▶ [Problem to work on] Gather up all lines that carry the word "left".

▶ [Dataset records]
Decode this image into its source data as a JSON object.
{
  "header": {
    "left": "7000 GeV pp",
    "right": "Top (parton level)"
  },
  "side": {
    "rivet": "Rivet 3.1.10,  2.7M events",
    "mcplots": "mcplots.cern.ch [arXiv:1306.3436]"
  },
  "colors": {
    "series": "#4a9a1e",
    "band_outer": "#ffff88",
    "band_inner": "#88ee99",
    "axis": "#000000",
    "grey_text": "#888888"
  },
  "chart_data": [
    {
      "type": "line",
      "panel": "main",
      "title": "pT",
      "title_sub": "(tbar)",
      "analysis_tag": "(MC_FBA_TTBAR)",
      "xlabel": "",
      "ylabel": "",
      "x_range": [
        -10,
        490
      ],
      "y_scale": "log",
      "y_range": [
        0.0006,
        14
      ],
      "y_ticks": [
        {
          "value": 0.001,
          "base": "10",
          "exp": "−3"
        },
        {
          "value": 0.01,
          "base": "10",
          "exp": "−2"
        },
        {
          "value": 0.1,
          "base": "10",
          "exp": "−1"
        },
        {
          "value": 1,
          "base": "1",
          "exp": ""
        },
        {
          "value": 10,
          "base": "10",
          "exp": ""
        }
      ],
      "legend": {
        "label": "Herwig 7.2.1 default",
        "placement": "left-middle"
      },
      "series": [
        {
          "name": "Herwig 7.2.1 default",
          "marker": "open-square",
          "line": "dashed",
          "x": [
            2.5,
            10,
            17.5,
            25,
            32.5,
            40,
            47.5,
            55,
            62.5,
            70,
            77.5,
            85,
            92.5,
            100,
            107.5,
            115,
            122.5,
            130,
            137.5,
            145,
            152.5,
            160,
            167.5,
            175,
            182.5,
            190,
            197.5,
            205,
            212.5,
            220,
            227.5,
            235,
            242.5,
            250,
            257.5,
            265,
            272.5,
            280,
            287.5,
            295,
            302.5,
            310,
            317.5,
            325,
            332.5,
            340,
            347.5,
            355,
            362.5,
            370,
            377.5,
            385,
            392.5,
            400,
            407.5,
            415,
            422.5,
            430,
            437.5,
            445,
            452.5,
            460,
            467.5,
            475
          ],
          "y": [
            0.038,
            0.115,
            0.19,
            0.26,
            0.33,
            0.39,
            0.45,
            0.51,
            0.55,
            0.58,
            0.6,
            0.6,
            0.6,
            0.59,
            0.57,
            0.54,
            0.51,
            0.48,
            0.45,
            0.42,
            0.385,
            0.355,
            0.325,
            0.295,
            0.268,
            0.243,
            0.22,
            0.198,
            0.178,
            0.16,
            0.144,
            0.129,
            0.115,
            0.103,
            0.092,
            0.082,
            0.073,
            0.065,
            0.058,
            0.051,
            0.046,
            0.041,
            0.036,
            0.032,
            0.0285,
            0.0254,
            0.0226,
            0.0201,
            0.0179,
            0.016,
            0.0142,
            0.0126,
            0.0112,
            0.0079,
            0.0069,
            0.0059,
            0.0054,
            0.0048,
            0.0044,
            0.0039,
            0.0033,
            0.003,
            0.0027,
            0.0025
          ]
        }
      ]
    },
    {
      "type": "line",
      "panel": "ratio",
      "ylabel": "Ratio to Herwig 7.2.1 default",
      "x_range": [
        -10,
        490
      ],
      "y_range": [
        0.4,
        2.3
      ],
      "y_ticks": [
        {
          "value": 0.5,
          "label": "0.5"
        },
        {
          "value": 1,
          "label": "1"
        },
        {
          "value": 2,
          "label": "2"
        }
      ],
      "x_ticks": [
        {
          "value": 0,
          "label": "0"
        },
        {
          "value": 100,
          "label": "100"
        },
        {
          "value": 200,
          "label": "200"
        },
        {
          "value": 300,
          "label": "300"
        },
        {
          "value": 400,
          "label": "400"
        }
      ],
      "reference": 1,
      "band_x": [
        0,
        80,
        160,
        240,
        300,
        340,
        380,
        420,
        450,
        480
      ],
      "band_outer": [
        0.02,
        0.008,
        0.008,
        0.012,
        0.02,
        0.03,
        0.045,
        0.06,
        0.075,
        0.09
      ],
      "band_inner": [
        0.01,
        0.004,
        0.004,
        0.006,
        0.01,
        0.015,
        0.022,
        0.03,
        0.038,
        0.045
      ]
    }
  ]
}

▶ [Written solution]
    "left": "7000 GeV pp",
        "placement": "left-middle"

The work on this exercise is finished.